Literature DB >> 29177871

Tumour functional sphericity from PET images: prognostic value in NSCLC and impact of delineation method.

Mathieu Hatt1, Baptiste Laurent2, Hadi Fayad2, Vincent Jaouen2, Dimitris Visvikis2, Catherine Cheze Le Rest2,3.   

Abstract

PURPOSE: Sphericity has been proposed as a parameter for characterizing PET tumour volumes, with complementary prognostic value with respect to SUV and volume in both head and neck cancer and lung cancer. The objective of the present study was to investigate its dependency on tumour delineation and the resulting impact on its prognostic value.
METHODS: Five segmentation methods were considered: two thresholds (40% and 50% of SUVmax), ant colony optimization, fuzzy locally adaptive Bayesian (FLAB), and gradient-aided region-based active contour. The accuracy of each method in extracting sphericity was evaluated using a dataset of 176 simulated, phantom and clinical PET images of tumours with associated ground truth. The prognostic value of sphericity and its complementary value with respect to volume for each segmentation method was evaluated in a cohort of 87 patients with stage II/III lung cancer.

Tasks to perform:
A – In the abstract on PET tumor sphericity, what was the cohort of 87 patients used to evaluate?
B – Go on with the abstract on PET tumor sphericity, starting after its last sentence.

Dataset entries:
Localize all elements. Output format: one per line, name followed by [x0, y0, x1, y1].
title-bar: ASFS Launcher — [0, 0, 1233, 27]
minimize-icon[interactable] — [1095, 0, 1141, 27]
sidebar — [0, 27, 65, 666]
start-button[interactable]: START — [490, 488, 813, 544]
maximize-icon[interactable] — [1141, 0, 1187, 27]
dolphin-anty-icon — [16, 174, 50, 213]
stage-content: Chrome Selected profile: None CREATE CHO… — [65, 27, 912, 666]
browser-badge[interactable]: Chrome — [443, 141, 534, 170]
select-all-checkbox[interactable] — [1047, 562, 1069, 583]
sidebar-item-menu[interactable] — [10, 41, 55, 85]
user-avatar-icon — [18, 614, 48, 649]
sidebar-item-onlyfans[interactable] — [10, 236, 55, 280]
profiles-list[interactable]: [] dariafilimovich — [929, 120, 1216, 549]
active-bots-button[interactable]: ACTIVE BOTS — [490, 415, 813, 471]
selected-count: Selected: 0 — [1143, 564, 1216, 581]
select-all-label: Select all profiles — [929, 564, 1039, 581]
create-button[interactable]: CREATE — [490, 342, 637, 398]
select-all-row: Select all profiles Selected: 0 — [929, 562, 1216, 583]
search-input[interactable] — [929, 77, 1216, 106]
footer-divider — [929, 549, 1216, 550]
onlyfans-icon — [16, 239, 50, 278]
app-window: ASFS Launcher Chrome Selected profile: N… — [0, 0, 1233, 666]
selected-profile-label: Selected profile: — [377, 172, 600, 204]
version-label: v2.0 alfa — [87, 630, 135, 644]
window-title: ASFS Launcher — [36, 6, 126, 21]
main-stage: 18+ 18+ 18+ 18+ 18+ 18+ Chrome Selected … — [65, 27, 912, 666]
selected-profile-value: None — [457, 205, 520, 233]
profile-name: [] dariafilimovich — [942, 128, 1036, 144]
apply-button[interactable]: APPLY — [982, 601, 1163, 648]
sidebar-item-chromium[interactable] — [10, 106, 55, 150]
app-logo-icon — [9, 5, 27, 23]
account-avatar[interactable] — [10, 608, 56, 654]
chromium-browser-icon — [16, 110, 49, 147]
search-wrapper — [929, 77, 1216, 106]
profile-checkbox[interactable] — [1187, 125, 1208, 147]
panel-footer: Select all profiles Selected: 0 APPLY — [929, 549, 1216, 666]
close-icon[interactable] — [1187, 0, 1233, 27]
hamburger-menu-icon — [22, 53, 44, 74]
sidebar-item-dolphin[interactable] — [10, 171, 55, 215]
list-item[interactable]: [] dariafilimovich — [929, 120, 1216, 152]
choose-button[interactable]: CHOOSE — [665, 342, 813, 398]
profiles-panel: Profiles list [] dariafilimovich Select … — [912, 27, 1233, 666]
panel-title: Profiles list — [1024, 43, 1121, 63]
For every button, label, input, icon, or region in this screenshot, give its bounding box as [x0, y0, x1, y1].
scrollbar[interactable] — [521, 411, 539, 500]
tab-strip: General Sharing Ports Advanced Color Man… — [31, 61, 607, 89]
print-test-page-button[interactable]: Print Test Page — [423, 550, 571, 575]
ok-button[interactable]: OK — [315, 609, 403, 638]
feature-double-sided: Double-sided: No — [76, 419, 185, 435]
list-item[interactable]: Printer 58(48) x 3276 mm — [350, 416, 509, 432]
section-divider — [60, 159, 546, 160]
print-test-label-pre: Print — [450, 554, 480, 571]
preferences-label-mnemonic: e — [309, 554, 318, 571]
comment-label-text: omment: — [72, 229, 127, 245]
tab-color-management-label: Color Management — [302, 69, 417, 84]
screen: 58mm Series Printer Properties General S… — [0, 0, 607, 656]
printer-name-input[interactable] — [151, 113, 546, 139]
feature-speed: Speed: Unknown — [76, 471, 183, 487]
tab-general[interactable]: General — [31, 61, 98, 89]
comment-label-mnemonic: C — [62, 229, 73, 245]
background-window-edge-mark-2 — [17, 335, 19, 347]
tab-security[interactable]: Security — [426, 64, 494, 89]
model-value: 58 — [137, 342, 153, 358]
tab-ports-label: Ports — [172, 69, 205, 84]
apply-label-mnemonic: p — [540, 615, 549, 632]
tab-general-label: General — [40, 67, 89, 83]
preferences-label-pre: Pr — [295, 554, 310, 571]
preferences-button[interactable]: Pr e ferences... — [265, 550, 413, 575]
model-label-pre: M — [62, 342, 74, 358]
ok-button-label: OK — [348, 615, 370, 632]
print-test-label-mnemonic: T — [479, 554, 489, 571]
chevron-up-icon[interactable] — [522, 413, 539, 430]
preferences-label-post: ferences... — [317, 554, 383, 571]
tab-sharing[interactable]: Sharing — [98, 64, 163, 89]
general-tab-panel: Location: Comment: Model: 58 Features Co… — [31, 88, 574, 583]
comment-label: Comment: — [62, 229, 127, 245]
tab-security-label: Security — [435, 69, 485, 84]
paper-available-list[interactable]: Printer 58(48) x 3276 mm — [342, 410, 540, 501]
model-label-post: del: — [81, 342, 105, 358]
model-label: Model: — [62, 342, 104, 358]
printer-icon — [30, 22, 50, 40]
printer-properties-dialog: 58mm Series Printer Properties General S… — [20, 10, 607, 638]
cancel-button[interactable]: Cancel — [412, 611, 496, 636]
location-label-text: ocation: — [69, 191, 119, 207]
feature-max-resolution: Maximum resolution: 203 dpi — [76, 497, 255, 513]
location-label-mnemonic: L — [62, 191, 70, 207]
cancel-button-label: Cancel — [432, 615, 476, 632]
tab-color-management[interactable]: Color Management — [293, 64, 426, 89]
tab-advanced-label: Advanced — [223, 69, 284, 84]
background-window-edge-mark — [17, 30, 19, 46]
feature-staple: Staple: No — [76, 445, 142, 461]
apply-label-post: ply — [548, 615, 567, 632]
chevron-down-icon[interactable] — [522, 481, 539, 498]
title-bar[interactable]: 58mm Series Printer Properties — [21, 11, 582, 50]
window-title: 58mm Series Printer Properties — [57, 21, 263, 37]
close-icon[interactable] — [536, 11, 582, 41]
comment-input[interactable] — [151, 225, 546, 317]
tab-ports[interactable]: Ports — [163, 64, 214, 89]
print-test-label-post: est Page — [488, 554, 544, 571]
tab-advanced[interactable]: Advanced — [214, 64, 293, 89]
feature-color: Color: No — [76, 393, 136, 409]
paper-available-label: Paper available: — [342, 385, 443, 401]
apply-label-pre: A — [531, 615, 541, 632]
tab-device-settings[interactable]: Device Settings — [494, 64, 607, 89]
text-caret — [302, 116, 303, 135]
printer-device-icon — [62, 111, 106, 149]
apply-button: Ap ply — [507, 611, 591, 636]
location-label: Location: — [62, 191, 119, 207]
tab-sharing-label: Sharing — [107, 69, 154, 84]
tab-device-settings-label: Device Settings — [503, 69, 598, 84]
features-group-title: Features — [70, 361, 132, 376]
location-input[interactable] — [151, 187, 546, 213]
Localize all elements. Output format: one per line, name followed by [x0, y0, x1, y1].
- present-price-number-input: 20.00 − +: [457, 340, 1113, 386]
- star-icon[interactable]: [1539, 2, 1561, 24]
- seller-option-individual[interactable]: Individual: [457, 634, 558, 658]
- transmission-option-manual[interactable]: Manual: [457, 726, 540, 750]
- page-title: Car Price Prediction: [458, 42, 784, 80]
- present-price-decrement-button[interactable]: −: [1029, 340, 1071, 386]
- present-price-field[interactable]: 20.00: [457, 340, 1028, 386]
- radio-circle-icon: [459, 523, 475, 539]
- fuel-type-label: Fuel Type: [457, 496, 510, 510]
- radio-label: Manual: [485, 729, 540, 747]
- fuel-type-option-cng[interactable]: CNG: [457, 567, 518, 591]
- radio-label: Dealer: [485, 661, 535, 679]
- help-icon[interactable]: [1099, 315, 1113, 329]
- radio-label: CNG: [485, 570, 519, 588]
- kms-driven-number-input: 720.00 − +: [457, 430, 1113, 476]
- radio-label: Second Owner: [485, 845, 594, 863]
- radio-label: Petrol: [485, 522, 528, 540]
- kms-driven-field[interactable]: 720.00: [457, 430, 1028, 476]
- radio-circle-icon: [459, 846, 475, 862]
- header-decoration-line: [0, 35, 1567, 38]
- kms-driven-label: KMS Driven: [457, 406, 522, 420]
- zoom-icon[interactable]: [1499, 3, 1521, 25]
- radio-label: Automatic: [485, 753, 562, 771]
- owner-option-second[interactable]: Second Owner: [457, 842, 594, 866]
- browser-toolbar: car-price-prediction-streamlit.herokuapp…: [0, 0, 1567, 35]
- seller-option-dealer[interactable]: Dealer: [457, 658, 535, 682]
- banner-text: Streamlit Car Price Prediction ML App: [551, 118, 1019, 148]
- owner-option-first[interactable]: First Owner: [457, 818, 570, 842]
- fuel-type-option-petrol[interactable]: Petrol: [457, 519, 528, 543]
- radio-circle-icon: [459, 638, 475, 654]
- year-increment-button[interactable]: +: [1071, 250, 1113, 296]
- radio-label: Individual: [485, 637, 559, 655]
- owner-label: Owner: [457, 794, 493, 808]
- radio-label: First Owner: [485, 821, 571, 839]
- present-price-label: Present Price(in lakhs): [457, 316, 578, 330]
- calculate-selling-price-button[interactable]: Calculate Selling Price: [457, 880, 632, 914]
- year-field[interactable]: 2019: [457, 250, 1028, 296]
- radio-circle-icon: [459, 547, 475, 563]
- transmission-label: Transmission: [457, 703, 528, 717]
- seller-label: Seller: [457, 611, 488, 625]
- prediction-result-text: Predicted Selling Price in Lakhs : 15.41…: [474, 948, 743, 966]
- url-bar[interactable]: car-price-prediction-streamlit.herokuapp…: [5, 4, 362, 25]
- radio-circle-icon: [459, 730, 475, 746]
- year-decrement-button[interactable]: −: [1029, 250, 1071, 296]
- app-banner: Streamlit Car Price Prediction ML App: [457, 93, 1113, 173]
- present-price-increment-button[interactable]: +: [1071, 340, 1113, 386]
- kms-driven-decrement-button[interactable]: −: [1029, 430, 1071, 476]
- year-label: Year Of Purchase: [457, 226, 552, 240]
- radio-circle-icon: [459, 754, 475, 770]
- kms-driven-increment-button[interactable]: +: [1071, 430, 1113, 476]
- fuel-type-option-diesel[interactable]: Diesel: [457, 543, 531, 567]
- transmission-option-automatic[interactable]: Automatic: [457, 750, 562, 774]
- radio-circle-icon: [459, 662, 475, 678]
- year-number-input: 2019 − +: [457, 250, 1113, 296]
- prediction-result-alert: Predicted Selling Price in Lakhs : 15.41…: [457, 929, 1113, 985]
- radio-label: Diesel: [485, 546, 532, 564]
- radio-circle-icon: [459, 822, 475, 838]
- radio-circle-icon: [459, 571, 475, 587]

Responses to the exercise:
A – The cohort of 87 patients with stage II/III lung cancer was used to evaluate the prognostic value of sphericity for each of the five segmentation methods. It was also used to evaluate how much sphericity adds to volume for each method.

B –
RESULTS: Volume and associated sphericity values were dependent on the segmentation method. The correlation between segmentation accuracy and sphericity error was moderate (|ρ| from 0.24 to 0.57). The accuracy in measuring sphericity was not dependent on volume (|ρ| < 0.4). In the patients with lung cancer, sphericity had prognostic value, although lower than that of volume, except for that derived using FLAB for which when combined with volume showed a small improvement over volume alone (hazard ratio 2.67, compared with 2.5). Substantial differences in patient prognosis stratification were observed depending on the segmentation method used.
CONCLUSION: Tumour functional sphericity was found to be dependent on the segmentation method, although the accuracy in retrieving the true sphericity was not dependent on tumour volume. In addition, even accurate segmentation can lead to an inaccurate sphericity value, and vice versa. Sphericity had similar or lower prognostic value than volume alone in the patients with lung cancer, except when determined using the FLAB method for which there was a small improvement in stratification when the parameters were combined.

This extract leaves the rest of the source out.